EXERCISE REQUIREMENTS:
Determine how many of the rows below contain the string "appropriate", treating uppercase and lowercase as distinct. Give only the number.

-- Begin SUPPLIED RECORDS --

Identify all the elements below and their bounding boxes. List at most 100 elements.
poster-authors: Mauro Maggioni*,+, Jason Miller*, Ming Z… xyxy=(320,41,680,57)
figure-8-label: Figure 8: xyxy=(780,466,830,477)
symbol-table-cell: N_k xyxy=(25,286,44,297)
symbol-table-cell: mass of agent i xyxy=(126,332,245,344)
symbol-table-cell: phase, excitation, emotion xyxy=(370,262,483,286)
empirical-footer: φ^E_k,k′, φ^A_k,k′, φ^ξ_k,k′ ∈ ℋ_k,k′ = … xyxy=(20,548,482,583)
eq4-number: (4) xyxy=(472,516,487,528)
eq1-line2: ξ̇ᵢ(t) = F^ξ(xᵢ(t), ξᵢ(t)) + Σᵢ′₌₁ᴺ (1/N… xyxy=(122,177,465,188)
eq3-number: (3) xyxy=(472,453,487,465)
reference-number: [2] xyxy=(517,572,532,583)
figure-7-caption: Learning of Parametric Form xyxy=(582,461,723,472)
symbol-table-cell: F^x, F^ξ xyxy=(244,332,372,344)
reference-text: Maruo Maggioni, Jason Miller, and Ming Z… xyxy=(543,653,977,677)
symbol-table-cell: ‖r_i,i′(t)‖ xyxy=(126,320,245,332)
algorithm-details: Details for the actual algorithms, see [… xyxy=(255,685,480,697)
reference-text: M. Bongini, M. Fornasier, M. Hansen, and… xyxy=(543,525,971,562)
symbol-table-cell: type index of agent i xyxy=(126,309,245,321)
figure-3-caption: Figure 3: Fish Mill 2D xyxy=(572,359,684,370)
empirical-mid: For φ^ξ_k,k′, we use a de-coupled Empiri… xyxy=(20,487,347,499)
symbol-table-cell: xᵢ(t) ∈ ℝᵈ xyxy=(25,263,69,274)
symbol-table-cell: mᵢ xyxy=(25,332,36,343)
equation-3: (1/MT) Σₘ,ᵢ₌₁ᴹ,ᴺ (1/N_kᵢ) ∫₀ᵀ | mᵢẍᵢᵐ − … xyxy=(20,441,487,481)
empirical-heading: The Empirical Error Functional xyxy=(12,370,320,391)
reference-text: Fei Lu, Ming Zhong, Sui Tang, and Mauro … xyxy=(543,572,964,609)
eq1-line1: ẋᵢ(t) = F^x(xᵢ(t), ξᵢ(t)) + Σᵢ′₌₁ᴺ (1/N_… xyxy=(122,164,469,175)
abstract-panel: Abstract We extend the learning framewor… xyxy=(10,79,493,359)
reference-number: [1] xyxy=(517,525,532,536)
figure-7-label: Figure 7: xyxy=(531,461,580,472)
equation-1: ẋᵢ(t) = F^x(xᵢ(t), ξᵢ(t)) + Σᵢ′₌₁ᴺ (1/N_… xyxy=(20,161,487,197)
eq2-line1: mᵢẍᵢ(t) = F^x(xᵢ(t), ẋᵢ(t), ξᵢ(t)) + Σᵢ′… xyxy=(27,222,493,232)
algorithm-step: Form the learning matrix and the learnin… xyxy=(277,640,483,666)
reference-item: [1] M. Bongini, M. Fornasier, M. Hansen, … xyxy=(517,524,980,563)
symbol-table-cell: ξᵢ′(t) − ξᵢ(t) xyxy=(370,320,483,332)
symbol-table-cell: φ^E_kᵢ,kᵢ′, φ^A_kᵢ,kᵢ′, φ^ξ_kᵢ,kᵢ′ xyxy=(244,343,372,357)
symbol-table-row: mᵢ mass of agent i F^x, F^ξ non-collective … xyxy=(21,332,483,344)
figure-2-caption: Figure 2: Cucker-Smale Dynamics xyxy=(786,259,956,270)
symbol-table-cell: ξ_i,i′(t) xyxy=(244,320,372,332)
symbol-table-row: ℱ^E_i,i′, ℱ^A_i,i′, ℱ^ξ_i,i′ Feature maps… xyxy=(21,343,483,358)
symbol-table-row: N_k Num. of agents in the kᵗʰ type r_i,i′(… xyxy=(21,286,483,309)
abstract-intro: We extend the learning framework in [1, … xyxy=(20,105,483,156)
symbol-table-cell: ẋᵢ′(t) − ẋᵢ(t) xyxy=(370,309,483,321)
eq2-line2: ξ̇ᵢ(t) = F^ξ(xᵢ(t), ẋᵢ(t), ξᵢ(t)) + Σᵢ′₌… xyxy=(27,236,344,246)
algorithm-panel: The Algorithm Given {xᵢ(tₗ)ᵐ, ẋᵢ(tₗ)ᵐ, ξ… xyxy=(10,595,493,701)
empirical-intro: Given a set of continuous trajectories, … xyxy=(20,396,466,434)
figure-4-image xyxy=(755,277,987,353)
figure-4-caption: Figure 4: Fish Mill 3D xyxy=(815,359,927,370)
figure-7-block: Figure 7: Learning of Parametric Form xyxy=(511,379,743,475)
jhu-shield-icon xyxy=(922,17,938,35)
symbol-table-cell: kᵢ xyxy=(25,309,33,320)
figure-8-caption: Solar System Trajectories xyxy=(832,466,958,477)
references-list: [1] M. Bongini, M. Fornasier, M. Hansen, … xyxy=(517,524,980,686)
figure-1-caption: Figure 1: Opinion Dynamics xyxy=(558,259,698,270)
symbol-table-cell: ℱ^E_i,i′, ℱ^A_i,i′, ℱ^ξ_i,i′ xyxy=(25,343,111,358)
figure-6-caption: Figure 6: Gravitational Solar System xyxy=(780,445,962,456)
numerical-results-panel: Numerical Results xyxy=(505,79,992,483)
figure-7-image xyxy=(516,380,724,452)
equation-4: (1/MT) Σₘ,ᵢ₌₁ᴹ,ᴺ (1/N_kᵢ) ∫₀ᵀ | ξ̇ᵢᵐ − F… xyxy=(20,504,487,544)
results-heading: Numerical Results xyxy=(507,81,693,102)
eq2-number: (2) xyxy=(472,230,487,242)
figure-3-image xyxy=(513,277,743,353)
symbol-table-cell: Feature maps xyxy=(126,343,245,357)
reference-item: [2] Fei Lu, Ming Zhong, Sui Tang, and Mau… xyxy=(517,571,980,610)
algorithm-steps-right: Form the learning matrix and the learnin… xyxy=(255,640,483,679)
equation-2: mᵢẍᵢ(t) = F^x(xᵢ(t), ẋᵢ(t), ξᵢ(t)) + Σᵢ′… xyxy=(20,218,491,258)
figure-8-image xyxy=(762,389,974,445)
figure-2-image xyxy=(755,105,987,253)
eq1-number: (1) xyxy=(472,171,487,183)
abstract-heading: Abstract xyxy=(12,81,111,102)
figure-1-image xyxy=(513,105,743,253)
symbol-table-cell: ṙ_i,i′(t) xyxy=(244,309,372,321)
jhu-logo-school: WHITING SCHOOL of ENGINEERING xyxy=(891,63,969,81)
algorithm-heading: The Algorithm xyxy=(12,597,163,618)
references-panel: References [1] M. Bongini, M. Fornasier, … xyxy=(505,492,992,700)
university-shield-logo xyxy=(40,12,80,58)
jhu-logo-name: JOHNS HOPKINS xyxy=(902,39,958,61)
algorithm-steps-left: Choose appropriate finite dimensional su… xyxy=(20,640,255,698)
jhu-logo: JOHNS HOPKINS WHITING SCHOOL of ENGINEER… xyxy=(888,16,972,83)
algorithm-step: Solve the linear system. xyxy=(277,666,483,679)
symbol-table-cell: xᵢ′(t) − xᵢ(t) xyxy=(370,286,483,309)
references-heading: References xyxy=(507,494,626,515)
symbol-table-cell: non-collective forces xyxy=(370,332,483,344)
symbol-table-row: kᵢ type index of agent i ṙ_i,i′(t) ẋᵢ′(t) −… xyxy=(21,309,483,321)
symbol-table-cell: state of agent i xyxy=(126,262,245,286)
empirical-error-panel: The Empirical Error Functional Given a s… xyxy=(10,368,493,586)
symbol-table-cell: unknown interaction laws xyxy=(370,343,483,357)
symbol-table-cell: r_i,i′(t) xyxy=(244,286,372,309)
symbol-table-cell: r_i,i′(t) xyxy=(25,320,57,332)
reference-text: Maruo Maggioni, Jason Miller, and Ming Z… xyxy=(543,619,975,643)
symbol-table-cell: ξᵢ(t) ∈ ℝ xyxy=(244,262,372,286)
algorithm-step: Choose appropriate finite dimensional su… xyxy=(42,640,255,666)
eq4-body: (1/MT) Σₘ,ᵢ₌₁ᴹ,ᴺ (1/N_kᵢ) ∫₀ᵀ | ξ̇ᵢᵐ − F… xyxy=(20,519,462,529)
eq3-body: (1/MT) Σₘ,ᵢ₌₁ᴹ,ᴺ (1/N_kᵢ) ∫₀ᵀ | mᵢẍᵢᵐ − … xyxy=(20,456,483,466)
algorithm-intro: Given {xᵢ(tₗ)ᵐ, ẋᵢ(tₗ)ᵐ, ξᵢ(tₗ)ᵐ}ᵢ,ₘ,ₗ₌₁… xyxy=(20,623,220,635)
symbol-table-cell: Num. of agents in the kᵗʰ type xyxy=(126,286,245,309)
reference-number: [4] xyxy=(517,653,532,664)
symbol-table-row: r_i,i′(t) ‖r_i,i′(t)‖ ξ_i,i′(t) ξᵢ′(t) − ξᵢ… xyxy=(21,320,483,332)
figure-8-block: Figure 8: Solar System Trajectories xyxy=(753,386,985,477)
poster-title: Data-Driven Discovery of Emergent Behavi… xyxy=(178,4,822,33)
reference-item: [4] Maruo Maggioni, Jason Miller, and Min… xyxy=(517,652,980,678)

-- End SUPPLIED RECORDS --

THE OUTPUT:
2